TASK TO CARRY OUT :: Find every line of the listing below where "Antique" appears, and copy it.

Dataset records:
-- begin --

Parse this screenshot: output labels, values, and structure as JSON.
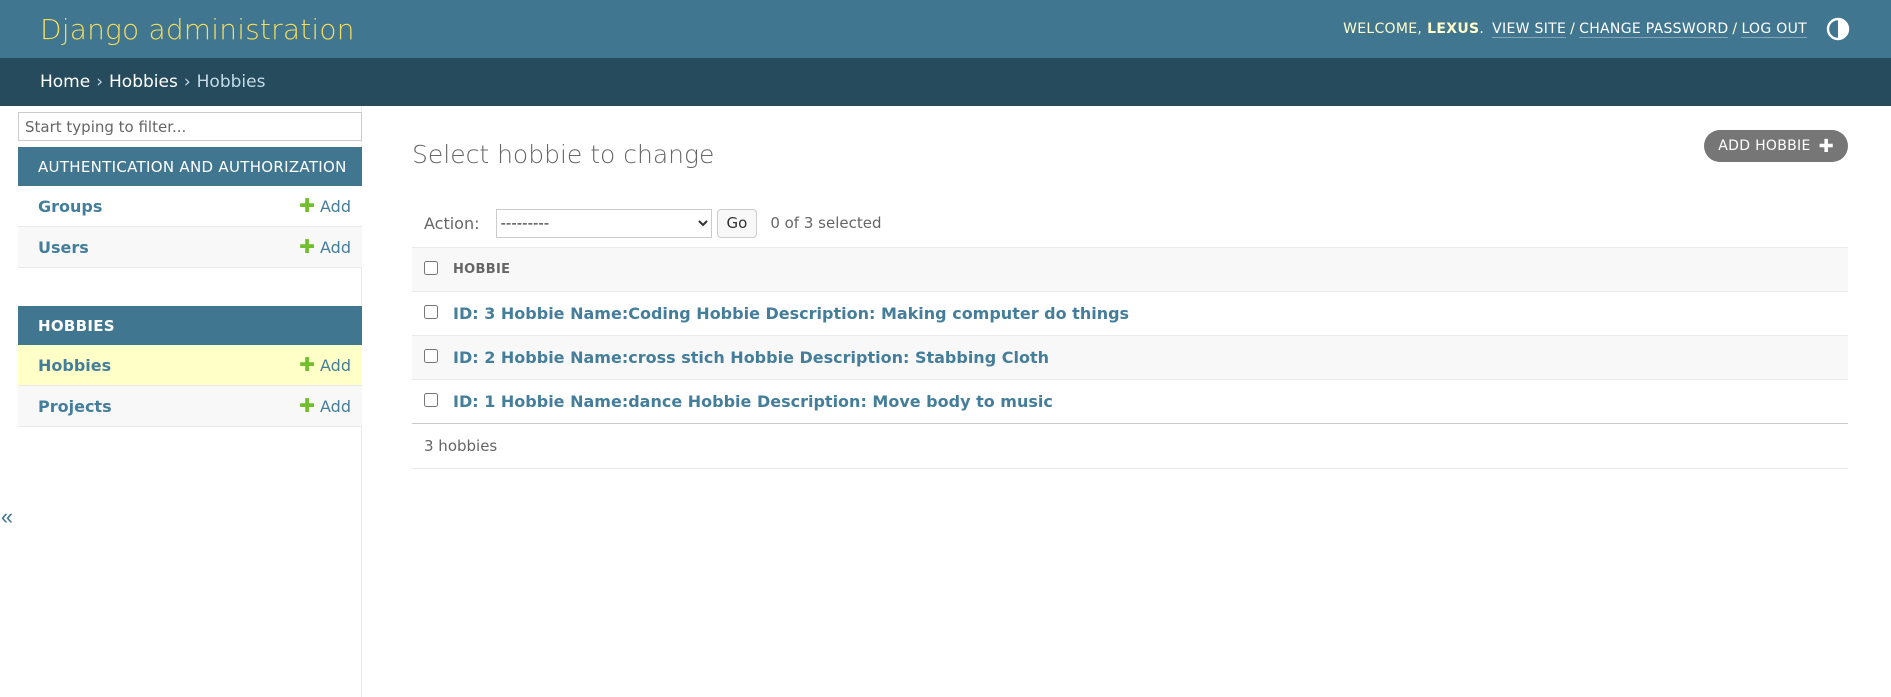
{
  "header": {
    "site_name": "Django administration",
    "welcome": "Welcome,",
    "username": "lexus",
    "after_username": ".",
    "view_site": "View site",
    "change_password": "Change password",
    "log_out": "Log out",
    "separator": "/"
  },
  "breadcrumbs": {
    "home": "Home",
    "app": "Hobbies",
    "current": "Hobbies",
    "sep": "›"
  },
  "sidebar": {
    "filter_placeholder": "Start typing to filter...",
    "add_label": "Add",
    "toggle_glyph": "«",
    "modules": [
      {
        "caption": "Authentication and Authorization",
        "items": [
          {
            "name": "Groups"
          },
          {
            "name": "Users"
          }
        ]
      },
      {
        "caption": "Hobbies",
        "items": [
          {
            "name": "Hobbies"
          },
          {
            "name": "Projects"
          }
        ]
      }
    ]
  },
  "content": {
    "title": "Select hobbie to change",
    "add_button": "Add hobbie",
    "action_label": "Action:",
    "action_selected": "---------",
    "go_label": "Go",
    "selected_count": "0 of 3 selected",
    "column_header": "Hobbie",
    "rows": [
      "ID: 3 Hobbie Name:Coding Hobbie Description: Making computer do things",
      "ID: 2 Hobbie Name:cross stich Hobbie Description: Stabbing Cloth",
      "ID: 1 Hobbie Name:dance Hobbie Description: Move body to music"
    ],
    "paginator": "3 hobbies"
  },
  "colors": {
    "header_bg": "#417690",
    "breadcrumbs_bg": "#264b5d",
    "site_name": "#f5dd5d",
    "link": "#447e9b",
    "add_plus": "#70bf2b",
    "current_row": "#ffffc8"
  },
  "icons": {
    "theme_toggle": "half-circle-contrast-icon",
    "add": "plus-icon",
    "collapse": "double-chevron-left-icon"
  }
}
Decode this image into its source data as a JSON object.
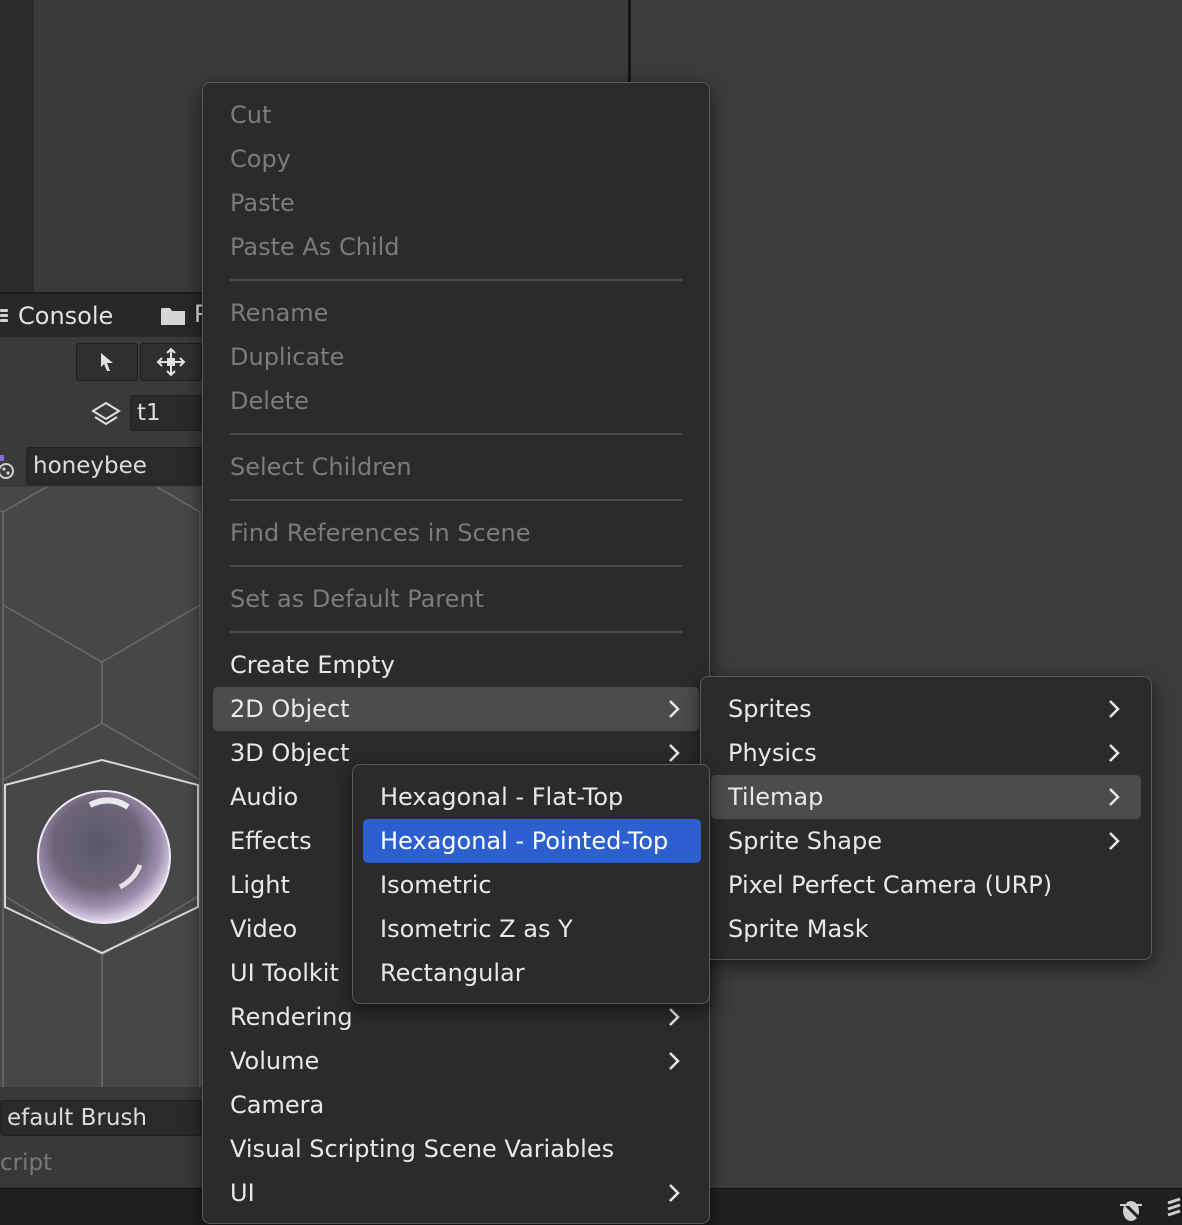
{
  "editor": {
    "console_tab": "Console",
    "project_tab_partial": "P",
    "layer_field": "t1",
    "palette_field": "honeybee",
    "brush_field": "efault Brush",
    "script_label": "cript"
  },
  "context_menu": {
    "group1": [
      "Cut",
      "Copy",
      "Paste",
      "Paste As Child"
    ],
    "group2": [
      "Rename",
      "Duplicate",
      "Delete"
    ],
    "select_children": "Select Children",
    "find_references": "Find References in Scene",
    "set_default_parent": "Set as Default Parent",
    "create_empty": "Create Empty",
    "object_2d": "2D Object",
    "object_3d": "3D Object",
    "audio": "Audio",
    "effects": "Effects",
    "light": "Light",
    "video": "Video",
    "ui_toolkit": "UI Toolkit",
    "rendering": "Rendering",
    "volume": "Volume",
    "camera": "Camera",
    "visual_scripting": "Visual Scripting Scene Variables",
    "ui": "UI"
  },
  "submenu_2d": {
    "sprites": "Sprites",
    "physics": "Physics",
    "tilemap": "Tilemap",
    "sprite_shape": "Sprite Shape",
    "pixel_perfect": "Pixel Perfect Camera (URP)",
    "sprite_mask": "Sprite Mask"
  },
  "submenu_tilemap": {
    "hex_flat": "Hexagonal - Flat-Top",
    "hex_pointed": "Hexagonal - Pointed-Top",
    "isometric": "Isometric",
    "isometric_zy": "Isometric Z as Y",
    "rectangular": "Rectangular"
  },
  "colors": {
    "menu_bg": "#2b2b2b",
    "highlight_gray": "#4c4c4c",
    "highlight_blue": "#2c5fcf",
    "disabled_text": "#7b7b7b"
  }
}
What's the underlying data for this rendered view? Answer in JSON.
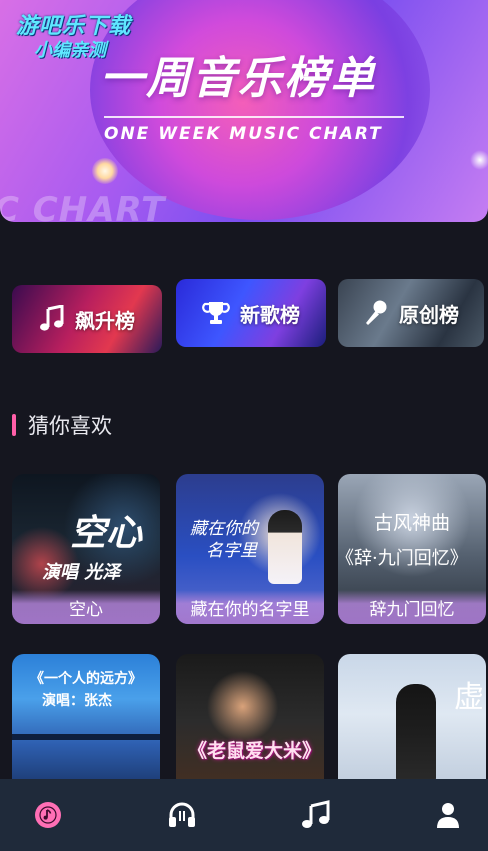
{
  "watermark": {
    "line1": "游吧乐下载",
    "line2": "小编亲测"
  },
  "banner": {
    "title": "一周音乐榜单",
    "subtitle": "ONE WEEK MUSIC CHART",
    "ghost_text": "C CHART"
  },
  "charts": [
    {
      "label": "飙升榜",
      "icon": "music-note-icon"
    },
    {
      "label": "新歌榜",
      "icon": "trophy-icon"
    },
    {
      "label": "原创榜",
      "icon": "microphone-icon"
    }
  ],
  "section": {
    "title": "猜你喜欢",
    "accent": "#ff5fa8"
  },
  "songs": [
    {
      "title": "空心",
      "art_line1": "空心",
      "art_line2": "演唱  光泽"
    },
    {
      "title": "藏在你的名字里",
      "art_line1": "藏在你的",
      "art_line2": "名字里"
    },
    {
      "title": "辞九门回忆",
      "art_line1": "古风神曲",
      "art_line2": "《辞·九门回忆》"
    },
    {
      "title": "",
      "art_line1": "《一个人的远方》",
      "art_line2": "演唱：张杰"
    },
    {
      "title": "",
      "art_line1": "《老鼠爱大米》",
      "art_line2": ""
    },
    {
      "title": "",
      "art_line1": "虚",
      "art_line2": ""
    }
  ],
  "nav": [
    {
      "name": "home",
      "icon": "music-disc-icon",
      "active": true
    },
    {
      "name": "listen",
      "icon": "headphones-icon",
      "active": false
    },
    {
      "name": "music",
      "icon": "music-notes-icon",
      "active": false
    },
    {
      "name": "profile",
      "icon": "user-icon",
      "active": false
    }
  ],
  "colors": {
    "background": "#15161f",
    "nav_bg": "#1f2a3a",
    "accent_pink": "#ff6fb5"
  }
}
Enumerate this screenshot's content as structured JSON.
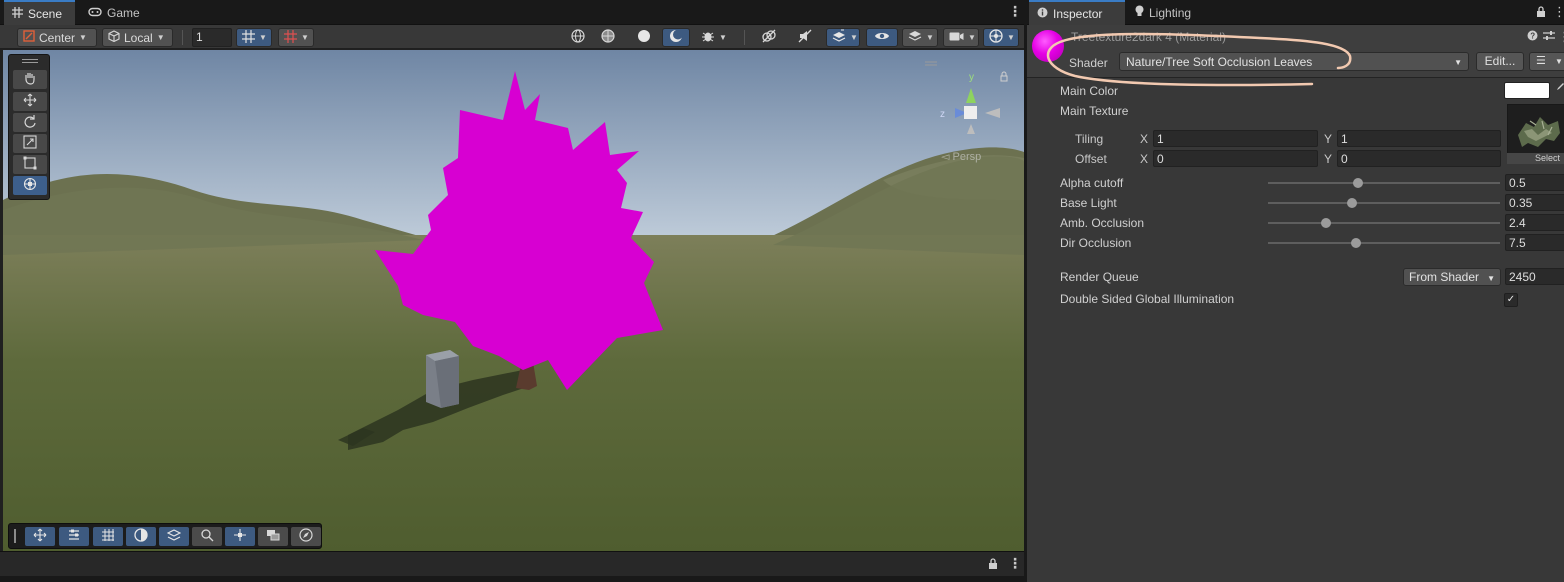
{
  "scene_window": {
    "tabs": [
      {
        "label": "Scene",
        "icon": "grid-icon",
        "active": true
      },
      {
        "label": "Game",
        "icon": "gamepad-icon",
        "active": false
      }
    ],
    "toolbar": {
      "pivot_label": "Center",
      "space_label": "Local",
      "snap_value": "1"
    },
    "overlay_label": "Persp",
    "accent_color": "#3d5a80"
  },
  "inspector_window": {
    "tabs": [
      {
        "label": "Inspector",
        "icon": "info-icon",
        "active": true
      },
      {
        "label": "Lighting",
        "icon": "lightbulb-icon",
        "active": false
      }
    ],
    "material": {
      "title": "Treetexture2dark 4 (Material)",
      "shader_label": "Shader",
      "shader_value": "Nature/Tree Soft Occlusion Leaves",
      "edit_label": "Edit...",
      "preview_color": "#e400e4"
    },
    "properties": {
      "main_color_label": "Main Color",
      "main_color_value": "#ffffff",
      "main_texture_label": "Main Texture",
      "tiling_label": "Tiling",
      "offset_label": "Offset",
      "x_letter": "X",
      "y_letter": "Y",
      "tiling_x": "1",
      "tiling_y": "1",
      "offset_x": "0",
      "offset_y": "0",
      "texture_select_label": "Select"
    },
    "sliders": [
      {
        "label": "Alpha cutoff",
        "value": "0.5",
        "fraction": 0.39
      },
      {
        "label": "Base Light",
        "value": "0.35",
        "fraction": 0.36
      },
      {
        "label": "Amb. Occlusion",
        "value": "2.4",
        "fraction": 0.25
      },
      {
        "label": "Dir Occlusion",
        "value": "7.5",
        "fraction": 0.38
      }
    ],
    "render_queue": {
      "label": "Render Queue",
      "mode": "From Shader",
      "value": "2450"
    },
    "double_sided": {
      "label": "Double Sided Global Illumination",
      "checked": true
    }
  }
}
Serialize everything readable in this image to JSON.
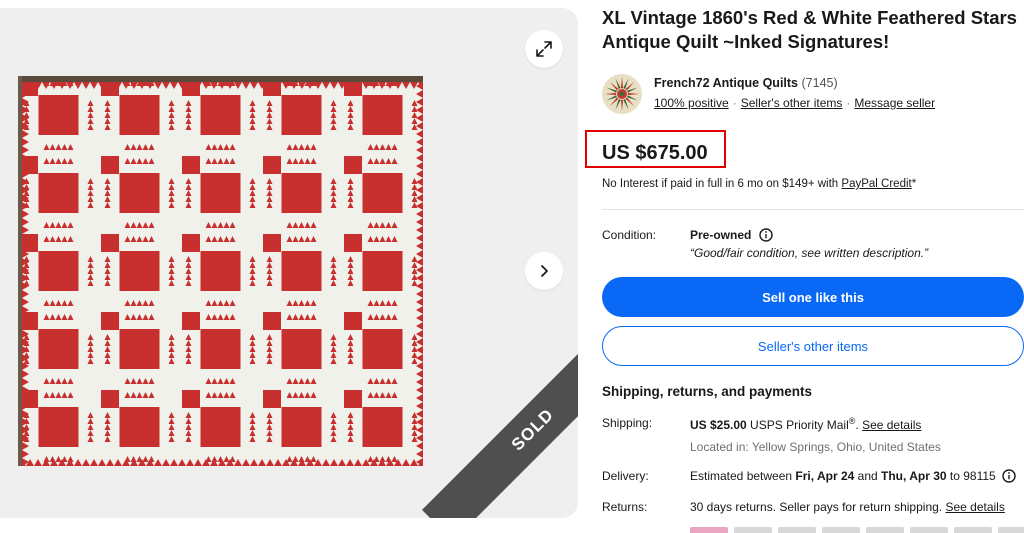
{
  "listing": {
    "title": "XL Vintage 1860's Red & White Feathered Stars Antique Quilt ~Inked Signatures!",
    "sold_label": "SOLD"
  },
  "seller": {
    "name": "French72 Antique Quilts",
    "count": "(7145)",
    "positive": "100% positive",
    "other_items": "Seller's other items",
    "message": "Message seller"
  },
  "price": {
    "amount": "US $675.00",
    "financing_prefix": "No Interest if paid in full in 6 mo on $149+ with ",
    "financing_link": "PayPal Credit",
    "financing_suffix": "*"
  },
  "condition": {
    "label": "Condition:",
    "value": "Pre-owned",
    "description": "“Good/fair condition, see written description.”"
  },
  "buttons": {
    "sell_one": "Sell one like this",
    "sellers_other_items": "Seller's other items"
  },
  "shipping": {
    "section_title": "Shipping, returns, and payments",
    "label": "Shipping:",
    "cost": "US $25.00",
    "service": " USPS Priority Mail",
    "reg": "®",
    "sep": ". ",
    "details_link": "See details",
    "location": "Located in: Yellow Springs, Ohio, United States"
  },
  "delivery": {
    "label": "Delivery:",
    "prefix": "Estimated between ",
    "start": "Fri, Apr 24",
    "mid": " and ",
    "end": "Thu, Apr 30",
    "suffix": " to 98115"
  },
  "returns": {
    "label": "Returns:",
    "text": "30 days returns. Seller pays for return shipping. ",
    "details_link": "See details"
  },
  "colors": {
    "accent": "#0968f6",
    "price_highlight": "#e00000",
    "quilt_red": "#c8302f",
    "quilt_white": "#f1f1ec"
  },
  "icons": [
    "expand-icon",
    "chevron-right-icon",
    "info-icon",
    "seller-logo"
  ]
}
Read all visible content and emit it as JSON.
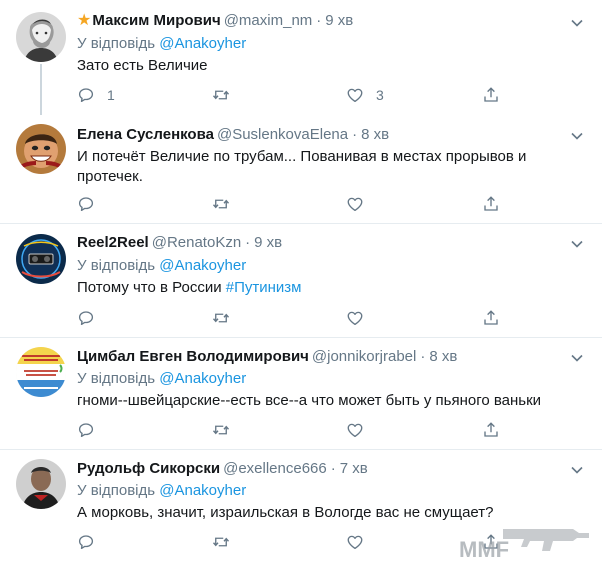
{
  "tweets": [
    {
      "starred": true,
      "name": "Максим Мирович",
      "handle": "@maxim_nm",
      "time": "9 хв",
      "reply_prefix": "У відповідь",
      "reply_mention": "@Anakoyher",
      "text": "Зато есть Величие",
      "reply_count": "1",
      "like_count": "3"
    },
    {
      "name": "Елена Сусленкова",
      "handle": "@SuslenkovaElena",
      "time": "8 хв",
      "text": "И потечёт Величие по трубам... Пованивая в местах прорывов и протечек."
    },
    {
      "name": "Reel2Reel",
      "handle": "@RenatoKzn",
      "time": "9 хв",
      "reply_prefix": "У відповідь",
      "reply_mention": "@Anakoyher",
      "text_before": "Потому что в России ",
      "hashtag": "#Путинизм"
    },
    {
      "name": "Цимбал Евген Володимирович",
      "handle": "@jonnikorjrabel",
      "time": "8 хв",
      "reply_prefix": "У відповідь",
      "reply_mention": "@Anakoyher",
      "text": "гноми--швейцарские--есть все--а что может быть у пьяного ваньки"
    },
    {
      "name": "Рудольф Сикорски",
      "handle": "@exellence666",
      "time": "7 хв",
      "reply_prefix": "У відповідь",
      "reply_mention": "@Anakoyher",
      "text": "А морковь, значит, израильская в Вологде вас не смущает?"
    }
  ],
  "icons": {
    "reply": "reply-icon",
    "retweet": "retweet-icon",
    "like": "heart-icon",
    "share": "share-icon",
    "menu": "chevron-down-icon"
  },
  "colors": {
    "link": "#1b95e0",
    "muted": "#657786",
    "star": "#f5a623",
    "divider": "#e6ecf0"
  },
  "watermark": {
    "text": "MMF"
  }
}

-- end --

PROBLEM SOLUTION ::
    "title": "XL Vintage 1860's Red & White Feathered Stars Antique Quilt ~Inked Signatures!",
    "name": "French72 Antique Quilts",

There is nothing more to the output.